» What you are asked to do
In the listing below, find every line containing "image" and copy it out.

» Records for this task
+--

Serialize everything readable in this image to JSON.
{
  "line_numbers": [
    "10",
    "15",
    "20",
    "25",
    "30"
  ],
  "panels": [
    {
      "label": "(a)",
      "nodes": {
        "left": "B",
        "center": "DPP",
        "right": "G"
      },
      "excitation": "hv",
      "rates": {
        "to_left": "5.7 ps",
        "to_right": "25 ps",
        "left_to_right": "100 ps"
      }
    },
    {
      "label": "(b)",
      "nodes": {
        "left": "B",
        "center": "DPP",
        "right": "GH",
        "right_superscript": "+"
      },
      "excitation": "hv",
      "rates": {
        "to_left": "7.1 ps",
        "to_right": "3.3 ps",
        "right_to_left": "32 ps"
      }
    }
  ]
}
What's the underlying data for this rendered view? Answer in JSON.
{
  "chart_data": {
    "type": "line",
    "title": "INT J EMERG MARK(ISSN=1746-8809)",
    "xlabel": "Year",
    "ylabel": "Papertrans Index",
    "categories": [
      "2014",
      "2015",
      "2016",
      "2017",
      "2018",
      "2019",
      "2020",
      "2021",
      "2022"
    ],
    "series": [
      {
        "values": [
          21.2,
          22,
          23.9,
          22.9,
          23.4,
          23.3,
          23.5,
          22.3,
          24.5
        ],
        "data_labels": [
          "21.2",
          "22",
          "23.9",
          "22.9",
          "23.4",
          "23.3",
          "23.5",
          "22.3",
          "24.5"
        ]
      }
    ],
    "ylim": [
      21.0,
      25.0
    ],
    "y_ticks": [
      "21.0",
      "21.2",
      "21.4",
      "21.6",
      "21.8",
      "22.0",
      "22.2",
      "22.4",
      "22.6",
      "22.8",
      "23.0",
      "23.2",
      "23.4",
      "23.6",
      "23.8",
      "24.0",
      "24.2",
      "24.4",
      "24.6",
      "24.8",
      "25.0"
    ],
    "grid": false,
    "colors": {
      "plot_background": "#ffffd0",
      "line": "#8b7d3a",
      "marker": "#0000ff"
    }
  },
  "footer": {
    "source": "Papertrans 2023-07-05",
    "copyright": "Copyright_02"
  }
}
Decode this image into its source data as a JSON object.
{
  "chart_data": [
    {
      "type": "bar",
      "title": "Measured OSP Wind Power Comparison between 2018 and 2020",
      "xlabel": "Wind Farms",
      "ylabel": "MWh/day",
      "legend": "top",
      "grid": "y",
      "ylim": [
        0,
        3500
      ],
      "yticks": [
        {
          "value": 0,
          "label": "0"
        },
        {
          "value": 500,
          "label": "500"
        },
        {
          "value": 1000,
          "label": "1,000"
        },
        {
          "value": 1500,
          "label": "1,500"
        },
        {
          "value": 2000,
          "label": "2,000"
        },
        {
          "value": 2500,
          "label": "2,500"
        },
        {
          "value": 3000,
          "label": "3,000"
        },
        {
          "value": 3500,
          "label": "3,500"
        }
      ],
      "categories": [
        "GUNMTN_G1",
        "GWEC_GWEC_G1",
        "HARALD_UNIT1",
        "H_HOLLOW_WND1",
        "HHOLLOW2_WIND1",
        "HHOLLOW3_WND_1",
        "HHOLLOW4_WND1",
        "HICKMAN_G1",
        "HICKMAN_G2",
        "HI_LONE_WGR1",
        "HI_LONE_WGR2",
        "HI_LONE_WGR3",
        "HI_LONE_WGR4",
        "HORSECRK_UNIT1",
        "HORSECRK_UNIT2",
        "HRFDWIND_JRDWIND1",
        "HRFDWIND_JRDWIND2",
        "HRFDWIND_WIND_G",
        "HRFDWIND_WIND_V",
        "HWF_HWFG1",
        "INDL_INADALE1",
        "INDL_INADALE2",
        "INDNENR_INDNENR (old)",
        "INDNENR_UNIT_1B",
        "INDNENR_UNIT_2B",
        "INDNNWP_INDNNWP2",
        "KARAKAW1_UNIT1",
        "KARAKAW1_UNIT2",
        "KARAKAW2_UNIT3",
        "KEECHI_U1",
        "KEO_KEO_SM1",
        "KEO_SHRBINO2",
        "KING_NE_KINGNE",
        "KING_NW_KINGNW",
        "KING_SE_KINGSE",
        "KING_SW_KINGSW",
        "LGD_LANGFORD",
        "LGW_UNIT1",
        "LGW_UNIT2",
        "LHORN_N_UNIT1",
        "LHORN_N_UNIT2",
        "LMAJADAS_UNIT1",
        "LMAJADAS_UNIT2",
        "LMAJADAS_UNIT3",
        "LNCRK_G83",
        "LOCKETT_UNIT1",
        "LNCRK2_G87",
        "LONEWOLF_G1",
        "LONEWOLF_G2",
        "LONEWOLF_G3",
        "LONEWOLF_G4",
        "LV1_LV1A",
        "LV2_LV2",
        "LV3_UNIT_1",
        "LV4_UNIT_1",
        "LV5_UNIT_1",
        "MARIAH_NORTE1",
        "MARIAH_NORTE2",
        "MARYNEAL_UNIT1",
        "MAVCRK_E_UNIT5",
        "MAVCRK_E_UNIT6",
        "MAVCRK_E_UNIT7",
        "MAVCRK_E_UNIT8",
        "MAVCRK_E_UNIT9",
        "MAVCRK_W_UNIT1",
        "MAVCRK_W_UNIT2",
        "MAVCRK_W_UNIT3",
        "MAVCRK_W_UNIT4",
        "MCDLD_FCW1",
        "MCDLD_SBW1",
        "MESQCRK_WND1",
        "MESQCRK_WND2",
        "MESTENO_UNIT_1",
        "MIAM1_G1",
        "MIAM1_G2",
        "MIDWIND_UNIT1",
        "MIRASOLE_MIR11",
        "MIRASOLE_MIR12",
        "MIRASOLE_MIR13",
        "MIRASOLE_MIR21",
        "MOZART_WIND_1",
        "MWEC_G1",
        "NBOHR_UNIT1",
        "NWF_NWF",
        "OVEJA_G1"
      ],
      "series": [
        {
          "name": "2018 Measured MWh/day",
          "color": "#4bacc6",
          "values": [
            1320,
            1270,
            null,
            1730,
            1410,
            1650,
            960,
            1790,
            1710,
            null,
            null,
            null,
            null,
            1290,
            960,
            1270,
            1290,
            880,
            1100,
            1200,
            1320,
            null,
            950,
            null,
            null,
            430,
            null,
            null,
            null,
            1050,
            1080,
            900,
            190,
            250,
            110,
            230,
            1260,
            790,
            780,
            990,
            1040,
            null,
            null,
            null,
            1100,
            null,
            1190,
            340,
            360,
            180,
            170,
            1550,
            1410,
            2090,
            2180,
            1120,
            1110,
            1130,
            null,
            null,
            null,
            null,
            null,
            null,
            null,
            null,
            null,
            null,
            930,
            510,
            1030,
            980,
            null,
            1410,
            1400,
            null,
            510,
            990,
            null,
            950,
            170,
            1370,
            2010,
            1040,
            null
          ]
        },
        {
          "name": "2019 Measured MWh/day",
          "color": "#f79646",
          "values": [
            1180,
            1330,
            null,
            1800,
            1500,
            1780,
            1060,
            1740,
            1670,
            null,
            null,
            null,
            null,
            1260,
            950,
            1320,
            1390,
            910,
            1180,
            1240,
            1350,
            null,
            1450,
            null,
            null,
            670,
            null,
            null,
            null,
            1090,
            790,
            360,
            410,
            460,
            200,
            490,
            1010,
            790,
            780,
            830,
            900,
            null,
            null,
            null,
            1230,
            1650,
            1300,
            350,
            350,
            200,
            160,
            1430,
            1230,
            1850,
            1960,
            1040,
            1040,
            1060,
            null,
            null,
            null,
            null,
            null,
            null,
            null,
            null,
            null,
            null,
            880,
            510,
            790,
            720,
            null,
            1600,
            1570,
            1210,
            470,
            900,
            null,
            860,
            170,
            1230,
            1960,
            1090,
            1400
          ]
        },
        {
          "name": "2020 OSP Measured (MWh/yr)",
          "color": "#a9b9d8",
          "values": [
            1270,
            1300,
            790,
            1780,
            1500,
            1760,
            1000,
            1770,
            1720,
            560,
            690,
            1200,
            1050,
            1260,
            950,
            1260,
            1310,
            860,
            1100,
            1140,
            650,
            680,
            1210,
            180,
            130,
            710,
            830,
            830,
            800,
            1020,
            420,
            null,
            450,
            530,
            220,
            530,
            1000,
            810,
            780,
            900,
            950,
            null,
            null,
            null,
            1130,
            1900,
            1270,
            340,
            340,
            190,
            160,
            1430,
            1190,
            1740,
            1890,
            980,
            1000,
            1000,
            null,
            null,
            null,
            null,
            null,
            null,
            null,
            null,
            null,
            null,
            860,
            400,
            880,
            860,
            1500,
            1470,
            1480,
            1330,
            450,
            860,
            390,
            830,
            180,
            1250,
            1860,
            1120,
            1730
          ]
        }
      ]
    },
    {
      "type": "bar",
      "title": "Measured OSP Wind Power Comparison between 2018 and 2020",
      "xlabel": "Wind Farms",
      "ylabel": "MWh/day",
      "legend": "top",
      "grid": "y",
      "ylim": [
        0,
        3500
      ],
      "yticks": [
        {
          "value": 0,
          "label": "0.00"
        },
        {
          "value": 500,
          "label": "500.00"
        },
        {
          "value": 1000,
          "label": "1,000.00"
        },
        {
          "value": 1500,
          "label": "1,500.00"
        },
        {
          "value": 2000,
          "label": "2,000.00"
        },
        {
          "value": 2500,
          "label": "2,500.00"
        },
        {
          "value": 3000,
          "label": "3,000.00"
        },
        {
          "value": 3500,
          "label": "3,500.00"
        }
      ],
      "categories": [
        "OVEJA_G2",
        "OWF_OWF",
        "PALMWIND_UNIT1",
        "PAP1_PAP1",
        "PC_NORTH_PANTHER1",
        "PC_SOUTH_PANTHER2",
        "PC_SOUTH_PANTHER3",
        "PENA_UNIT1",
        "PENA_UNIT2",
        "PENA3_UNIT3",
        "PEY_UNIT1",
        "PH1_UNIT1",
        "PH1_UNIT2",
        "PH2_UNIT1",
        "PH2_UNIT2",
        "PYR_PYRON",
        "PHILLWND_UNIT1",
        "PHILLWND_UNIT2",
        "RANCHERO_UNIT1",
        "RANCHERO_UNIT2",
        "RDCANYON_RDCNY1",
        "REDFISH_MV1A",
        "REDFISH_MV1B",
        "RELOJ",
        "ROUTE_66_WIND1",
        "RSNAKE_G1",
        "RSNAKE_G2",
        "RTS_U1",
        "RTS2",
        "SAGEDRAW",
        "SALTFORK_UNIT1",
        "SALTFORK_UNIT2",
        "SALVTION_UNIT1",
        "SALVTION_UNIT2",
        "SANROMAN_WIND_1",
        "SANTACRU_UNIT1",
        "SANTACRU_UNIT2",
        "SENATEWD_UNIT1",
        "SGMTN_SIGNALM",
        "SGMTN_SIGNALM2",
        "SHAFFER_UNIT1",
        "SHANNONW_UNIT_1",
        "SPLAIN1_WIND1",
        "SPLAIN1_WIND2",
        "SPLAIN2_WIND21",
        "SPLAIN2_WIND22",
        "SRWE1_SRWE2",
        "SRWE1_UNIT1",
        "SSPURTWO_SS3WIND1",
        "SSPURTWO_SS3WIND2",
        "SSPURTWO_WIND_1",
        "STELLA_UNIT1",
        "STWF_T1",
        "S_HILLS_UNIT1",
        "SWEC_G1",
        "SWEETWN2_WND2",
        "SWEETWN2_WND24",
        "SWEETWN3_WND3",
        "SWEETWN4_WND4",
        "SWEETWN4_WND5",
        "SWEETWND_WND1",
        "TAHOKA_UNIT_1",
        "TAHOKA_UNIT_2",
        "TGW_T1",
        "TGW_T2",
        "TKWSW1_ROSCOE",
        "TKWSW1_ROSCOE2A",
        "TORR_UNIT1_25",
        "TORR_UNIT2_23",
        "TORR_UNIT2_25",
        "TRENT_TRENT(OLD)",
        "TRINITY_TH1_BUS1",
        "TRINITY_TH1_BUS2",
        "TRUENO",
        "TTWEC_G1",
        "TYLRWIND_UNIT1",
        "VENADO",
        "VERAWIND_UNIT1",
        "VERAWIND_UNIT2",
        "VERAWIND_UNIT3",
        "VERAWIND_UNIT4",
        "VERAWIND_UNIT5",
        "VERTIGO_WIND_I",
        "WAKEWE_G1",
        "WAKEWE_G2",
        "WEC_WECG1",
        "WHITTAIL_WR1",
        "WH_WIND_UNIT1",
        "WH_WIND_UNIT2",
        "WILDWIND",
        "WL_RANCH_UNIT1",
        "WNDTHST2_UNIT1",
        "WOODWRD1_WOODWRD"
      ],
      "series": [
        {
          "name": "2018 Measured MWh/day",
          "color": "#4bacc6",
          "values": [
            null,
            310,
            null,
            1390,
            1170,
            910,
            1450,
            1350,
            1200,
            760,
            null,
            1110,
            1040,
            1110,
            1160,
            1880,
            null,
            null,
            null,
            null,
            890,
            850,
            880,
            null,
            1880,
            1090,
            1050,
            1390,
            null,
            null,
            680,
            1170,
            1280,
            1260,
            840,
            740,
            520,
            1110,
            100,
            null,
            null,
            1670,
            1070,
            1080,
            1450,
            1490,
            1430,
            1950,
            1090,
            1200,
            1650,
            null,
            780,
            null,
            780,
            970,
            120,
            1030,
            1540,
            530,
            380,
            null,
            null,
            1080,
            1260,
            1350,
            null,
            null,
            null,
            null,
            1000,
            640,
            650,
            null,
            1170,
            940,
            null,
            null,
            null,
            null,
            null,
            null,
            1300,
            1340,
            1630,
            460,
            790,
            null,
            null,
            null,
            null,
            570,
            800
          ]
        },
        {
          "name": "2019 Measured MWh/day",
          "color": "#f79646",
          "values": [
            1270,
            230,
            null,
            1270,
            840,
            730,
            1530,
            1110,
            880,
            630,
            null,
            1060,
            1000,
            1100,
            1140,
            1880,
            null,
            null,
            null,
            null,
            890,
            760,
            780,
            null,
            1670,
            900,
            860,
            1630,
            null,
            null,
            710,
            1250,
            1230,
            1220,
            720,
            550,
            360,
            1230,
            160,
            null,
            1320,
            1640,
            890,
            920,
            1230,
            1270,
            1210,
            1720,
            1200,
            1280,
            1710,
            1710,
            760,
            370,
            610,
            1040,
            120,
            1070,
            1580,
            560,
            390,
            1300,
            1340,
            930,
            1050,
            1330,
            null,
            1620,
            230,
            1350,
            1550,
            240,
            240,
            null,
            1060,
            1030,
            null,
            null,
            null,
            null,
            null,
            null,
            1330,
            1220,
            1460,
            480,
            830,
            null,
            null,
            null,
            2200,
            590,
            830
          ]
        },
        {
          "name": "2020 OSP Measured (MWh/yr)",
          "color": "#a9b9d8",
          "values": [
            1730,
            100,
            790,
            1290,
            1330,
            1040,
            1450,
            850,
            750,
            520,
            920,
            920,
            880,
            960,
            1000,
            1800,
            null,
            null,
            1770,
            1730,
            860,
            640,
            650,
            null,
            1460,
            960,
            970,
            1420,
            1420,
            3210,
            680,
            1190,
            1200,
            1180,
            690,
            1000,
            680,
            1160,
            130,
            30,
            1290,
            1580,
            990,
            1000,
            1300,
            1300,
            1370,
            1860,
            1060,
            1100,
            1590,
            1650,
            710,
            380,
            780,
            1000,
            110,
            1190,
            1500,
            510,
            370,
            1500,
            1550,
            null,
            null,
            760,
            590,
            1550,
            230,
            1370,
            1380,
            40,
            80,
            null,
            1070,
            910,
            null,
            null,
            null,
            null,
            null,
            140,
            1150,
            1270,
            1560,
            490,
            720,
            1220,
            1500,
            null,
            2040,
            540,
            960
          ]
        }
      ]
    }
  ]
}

+--

» Result of this task
Serialize everything readable in this image to JSON.
Decode this image into its source data as a JSON object.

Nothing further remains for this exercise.